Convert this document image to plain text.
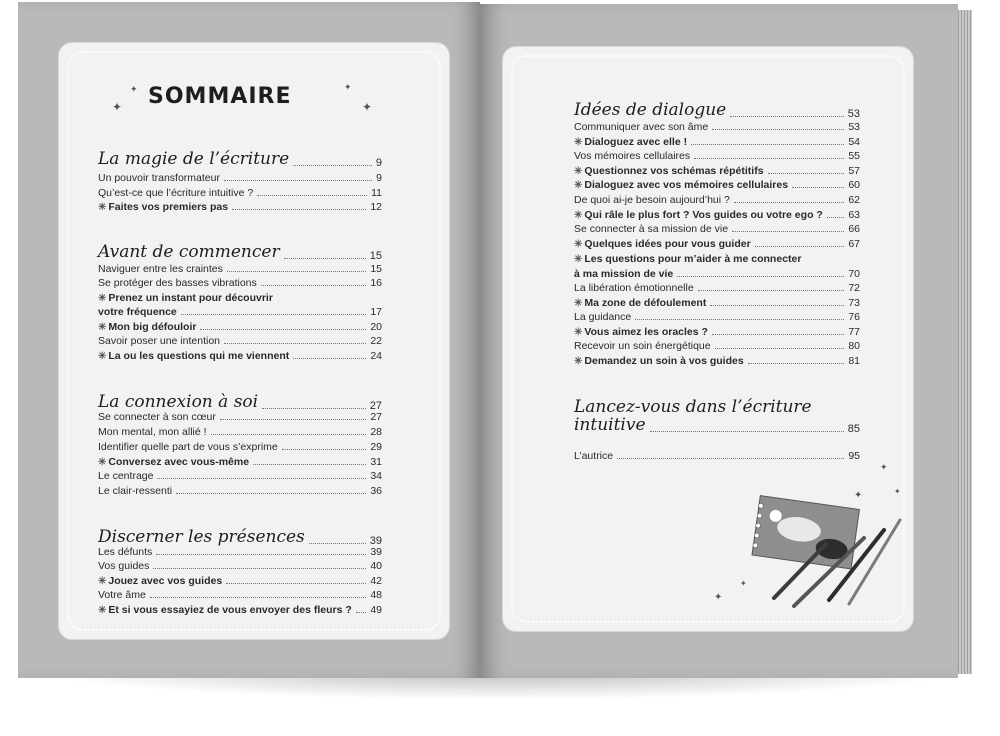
SOMMAIRE
✦
✦	✦
✦
La magie de l’écriture	9
Un pouvoir transformateur	9
Qu’est-ce que l’écriture intuitive ?	11
✳ Faites vos premiers pas	12
Avant de commencer	15
Naviguer entre les craintes	15
Se protéger des basses vibrations	16
✳ Prenez un instant pour découvrir
votre fréquence	17
✳ Mon big défouloir	20
Savoir poser une intention	22
✳ La ou les questions qui me viennent	24
La connexion à soi	27
Se connecter à son cœur	27
Mon mental, mon allié !	28
Identifier quelle part de vous s’exprime	29
✳ Conversez avec vous-même	31
Le centrage	34
Le clair-ressenti	36
Discerner les présences	39
Les défunts	39
Vos guides	40
✳ Jouez avec vos guides	42
Votre âme	48
✳ Et si vous essayiez de vous envoyer des fleurs ? 49
Idées de dialogue	53
Communiquer avec son âme	53
✳ Dialoguez avec elle !	54
Vos mémoires cellulaires	55
✳ Questionnez vos schémas répétitifs	57
✳ Dialoguez avec vos mémoires cellulaires	60
De quoi ai-je besoin aujourd’hui ?	62
✳ Qui râle le plus fort ? Vos guides ou votre ego ? 63
Se connecter à sa mission de vie	66
✳ Quelques idées pour vous guider	67
✳ Les questions pour m’aider à me connecter
à ma mission de vie	70
La libération émotionnelle	72
✳ Ma zone de défoulement	73
La guidance	76
✳ Vous aimez les oracles ?	77
Recevoir un soin énergétique	80
✳ Demandez un soin à vos guides	81
Lancez-vous dans l’écriture
intuitive	85
L’autrice	95
✦	✦
✦
✦
✦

::::

→ **Directions for this task**: Pick out the lines that contain "pour" and copy them.

→ **Solution to the problem**:
✳ Prenez un instant pour découvrir
✳ Quelques idées pour vous guider	67
✳ Les questions pour m’aider à me connecter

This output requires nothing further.